Layout element entries

⟨

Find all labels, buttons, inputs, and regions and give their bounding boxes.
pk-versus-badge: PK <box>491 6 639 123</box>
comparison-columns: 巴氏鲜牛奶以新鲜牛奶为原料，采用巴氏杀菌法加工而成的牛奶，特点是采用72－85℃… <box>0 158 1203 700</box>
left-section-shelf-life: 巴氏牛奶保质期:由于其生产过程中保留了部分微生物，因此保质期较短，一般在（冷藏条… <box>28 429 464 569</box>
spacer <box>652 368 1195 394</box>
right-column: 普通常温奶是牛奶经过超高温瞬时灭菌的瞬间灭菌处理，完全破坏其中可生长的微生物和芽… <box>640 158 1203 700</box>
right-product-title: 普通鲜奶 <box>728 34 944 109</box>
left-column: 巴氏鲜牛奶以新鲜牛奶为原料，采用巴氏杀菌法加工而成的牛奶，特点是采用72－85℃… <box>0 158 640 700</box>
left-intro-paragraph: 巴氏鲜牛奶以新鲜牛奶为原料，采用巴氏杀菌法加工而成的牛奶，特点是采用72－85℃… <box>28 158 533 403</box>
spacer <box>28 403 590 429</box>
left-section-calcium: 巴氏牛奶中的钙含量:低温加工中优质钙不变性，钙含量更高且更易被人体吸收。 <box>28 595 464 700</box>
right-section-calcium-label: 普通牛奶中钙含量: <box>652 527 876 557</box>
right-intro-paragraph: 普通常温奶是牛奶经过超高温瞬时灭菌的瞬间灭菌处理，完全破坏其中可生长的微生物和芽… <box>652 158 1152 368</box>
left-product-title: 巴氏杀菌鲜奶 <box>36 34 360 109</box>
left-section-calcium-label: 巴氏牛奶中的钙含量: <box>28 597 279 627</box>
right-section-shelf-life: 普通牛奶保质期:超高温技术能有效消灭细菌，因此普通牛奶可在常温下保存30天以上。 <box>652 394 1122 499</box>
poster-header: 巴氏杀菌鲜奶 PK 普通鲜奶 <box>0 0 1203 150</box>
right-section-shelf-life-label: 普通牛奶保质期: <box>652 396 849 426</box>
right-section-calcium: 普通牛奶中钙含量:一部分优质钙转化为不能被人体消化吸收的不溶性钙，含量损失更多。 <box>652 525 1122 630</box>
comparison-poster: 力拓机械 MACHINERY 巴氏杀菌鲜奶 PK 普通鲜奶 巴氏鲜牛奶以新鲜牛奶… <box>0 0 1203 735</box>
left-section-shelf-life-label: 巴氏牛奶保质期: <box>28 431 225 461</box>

⟩

• [PROBLEM REQUIREMENTS]
Render every line of the material above as a JSON list of strings, with one string per line and blank lines omitted.

• [RESULT OF THIS EXERCISE]
[
  "Find all labels, buttons, inputs, and regions and give their bounding boxes.",
  "pk-versus-badge: PK <box>491 6 639 123</box>",
  "comparison-columns: 巴氏鲜牛奶以新鲜牛奶为原料，采用巴氏杀菌法加工而成的牛奶，特点是采用72－85℃… <box>0 158 1203 700</box>",
  "left-section-shelf-life: 巴氏牛奶保质期:由于其生产过程中保留了部分微生物，因此保质期较短，一般在（冷藏条… <box>28 429 464 569</box>",
  "spacer <box>652 368 1195 394</box>",
  "right-column: 普通常温奶是牛奶经过超高温瞬时灭菌的瞬间灭菌处理，完全破坏其中可生长的微生物和芽… <box>640 158 1203 700</box>",
  "right-product-title: 普通鲜奶 <box>728 34 944 109</box>",
  "left-column: 巴氏鲜牛奶以新鲜牛奶为原料，采用巴氏杀菌法加工而成的牛奶，特点是采用72－85℃… <box>0 158 640 700</box>",
  "left-intro-paragraph: 巴氏鲜牛奶以新鲜牛奶为原料，采用巴氏杀菌法加工而成的牛奶，特点是采用72－85℃… <box>28 158 533 403</box>",
  "spacer <box>28 403 590 429</box>",
  "left-section-calcium: 巴氏牛奶中的钙含量:低温加工中优质钙不变性，钙含量更高且更易被人体吸收。 <box>28 595 464 700</box>",
  "right-section-calcium-label: 普通牛奶中钙含量: <box>652 527 876 557</box>",
  "right-intro-paragraph: 普通常温奶是牛奶经过超高温瞬时灭菌的瞬间灭菌处理，完全破坏其中可生长的微生物和芽… <box>652 158 1152 368</box>",
  "left-product-title: 巴氏杀菌鲜奶 <box>36 34 360 109</box>",
  "left-section-calcium-label: 巴氏牛奶中的钙含量: <box>28 597 279 627</box>",
  "right-section-shelf-life: 普通牛奶保质期:超高温技术能有效消灭细菌，因此普通牛奶可在常温下保存30天以上。 <box>652 394 1122 499</box>",
  "poster-header: 巴氏杀菌鲜奶 PK 普通鲜奶 <box>0 0 1203 150</box>",
  "right-section-shelf-life-label: 普通牛奶保质期: <box>652 396 849 426</box>",
  "right-section-calcium: 普通牛奶中钙含量:一部分优质钙转化为不能被人体消化吸收的不溶性钙，含量损失更多。 <box>652 525 1122 630</box>",
  "comparison-poster: 力拓机械 MACHINERY 巴氏杀菌鲜奶 PK 普通鲜奶 巴氏鲜牛奶以新鲜牛奶… <box>0 0 1203 735</box>",
  "left-section-shelf-life-label: 巴氏牛奶保质期: <box>28 431 225 461</box>"
]